Write the data below out exactly as it stands. Do not include the pictures.

==*==

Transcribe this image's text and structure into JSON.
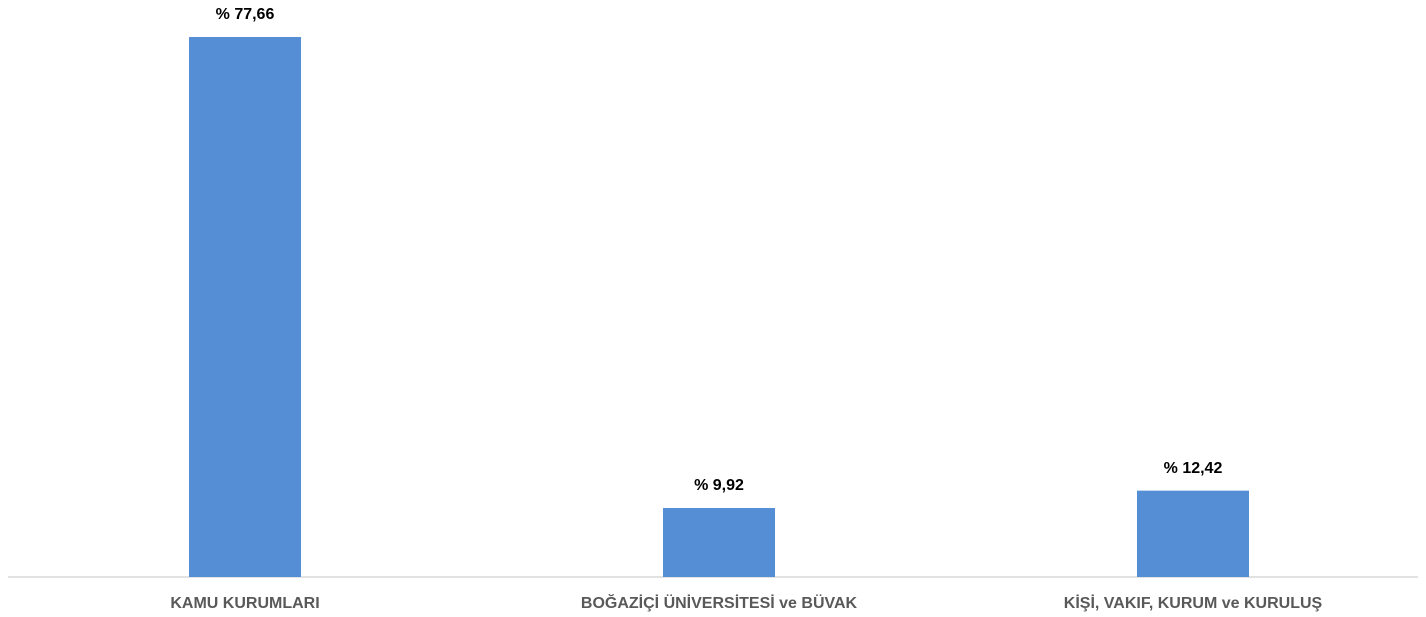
{
  "chart_data": {
    "type": "bar",
    "categories": [
      "KAMU KURUMLARI",
      "BOĞAZİÇİ ÜNİVERSİTESİ ve BÜVAK",
      "KİŞİ, VAKIF, KURUM ve KURULUŞ"
    ],
    "values": [
      77.66,
      9.92,
      12.42
    ],
    "value_labels": [
      "% 77,66",
      "% 9,92",
      "% 12,42"
    ],
    "color": "#558ed5"
  }
}
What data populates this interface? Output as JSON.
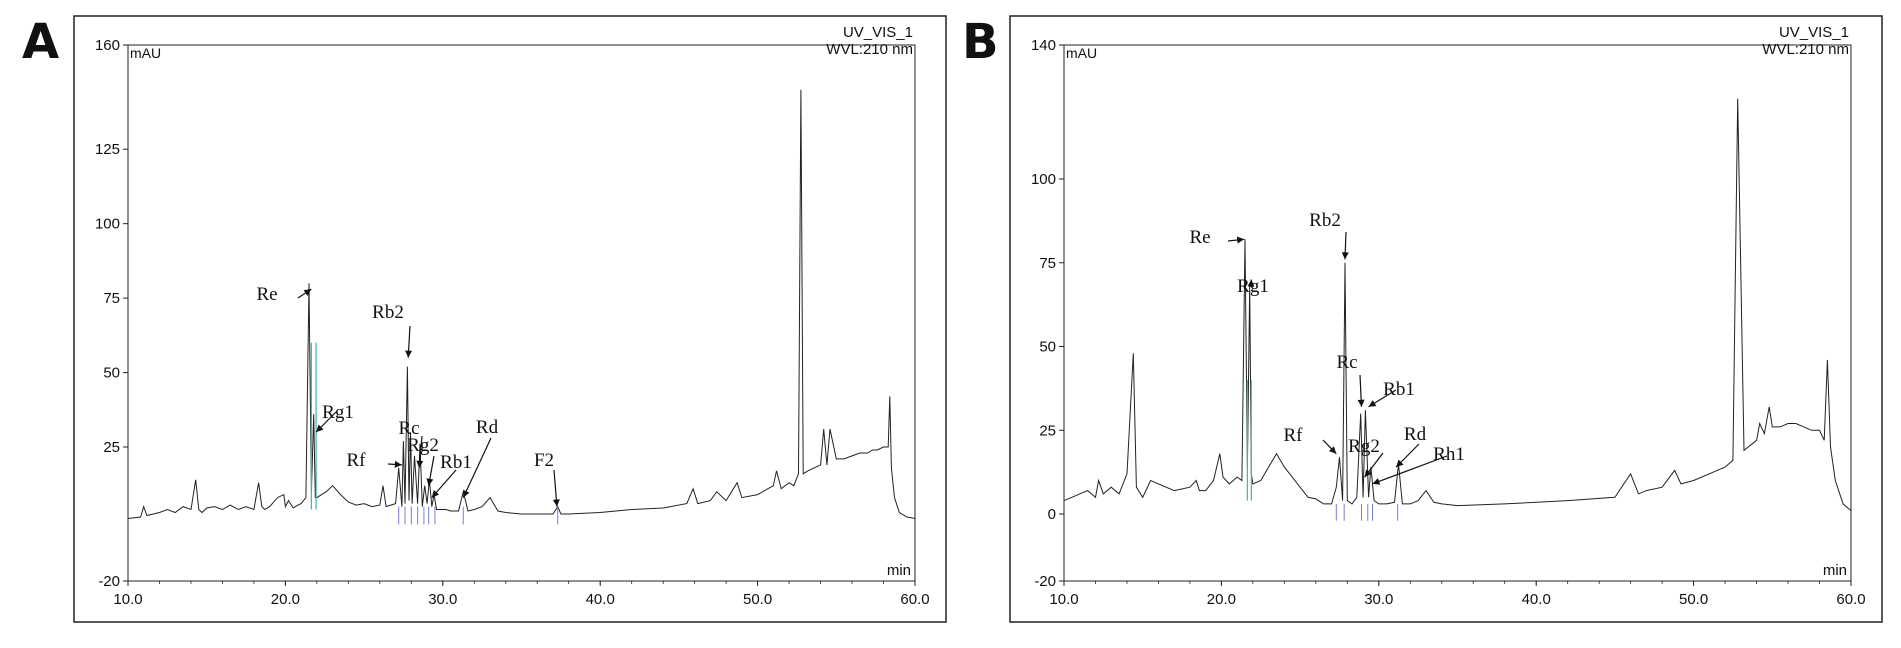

==*==

Output of the exercise ▸
Transcribe this image's text and structure into JSON.
{
  "chart_data": {
    "type": "bar",
    "categories": [
      "KAMU KURUMLARI",
      "BOĞAZİÇİ ÜNİVERSİTESİ ve BÜVAK",
      "KİŞİ, VAKIF, KURUM ve KURULUŞ"
    ],
    "values": [
      77.66,
      9.92,
      12.42
    ],
    "value_labels": [
      "% 77,66",
      "% 9,92",
      "% 12,42"
    ],
    "color": "#558ed5"
  }
}
What data populates this interface? Output as JSON.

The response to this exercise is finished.